#### [PROBLEM STATEMENT]
Search the records for "Stack" and copy each line that holds it.

#### [TASK DATA]

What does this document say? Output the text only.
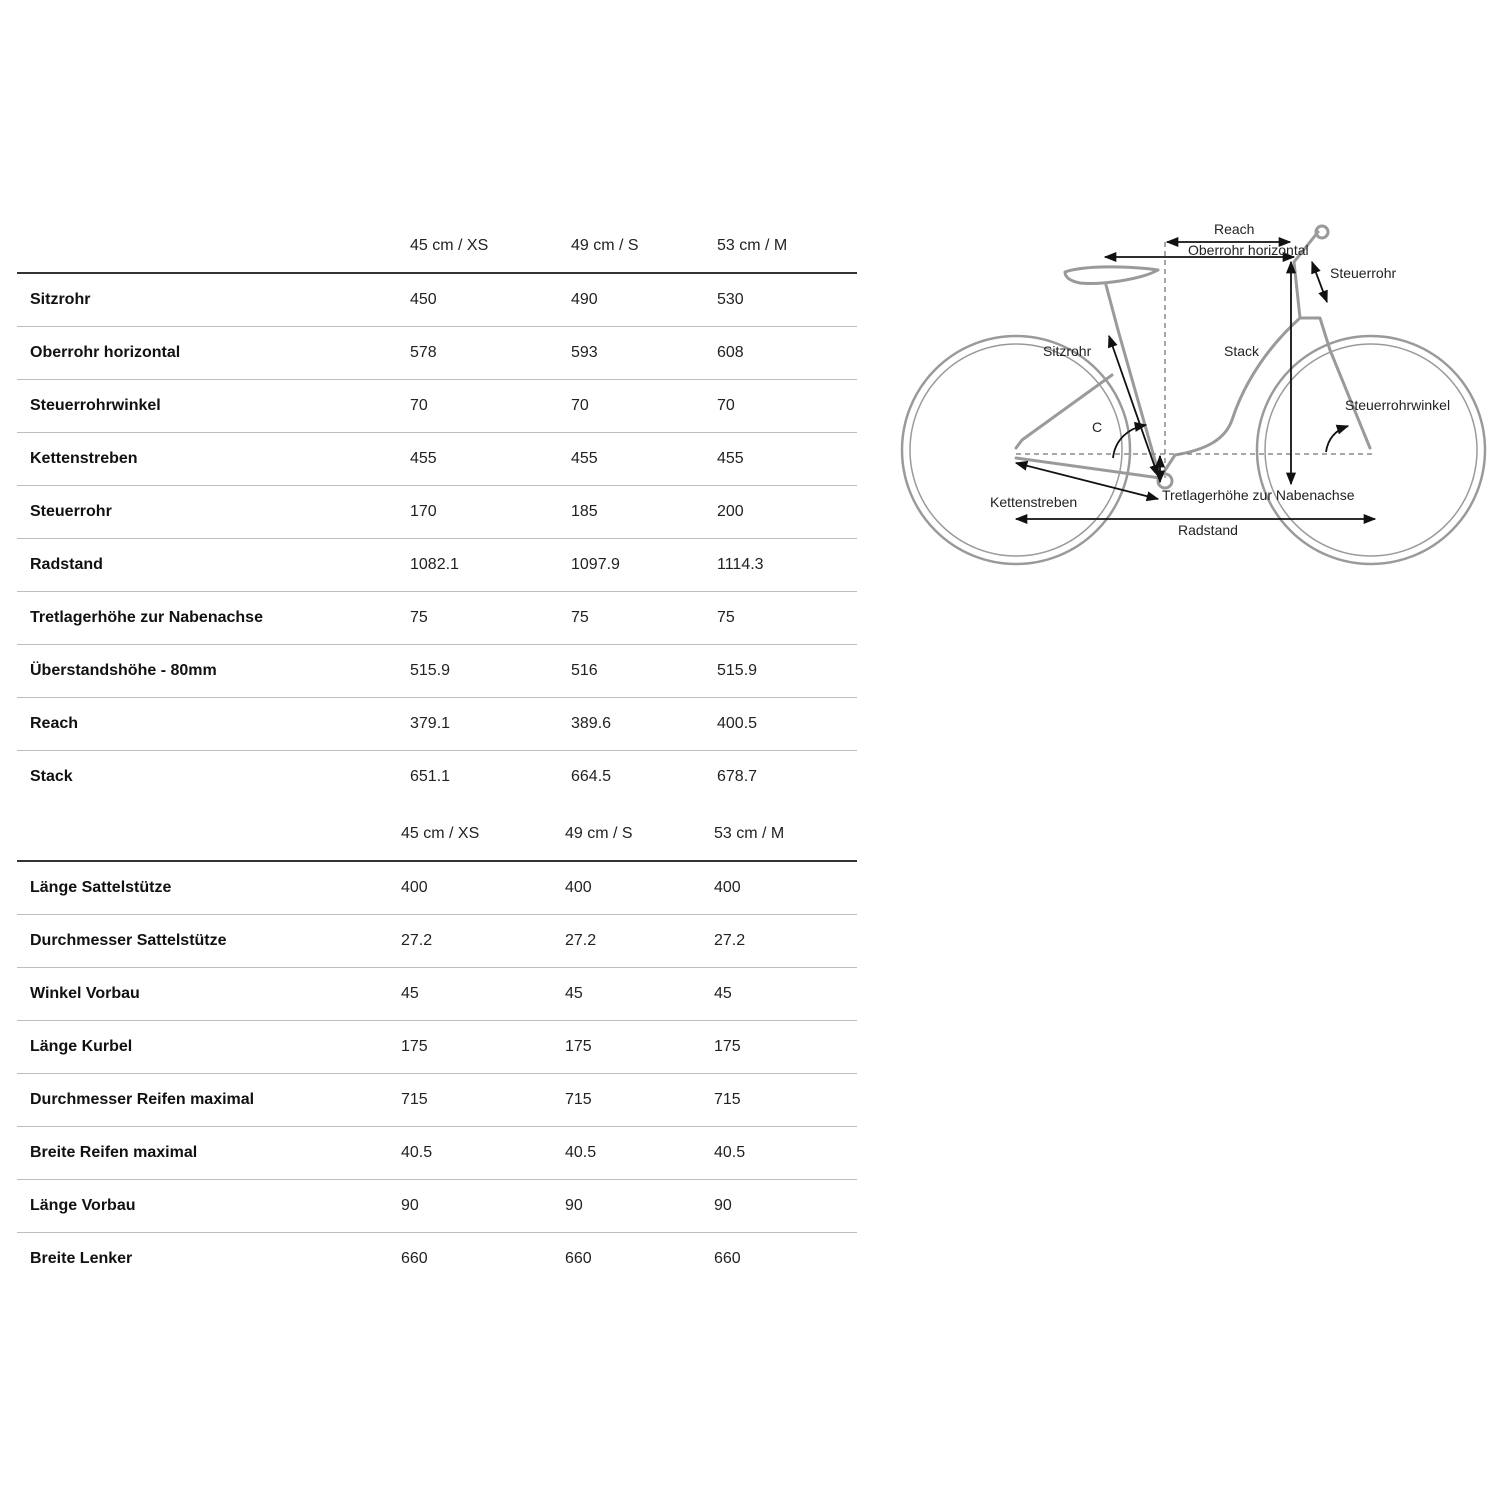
	45 cm / XS	49 cm / S	53 cm / M
Sitzrohr	450	490	530
Oberrohr horizontal	578	593	608
Steuerrohrwinkel	70	70	70
Kettenstreben	455	455	455
Steuerrohr	170	185	200
Radstand	1082.1	1097.9	1114.3
Tretlagerhöhe zur Nabenachse	75	75	75
Überstandshöhe - 80mm	515.9	516	515.9
Reach	379.1	389.6	400.5
Stack	651.1	664.5	678.7
	45 cm / XS	49 cm / S	53 cm / M
Länge Sattelstütze	400	400	400
Durchmesser Sattelstütze	27.2	27.2	27.2
Winkel Vorbau	45	45	45
Länge Kurbel	175	175	175
Durchmesser Reifen maximal	715	715	715
Breite Reifen maximal	40.5	40.5	40.5
Länge Vorbau	90	90	90
Breite Lenker	660	660	660
Reach
Oberrohr horizontal
Steuerrohr
Sitzrohr	Stack
Steuerrohrwinkel
C
Kettenstreben	Tretlagerhöhe zur Nabenachse
Radstand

#### [WRITTEN SOLUTION]
Stack	651.1	664.5	678.7
Sitzrohr	Stack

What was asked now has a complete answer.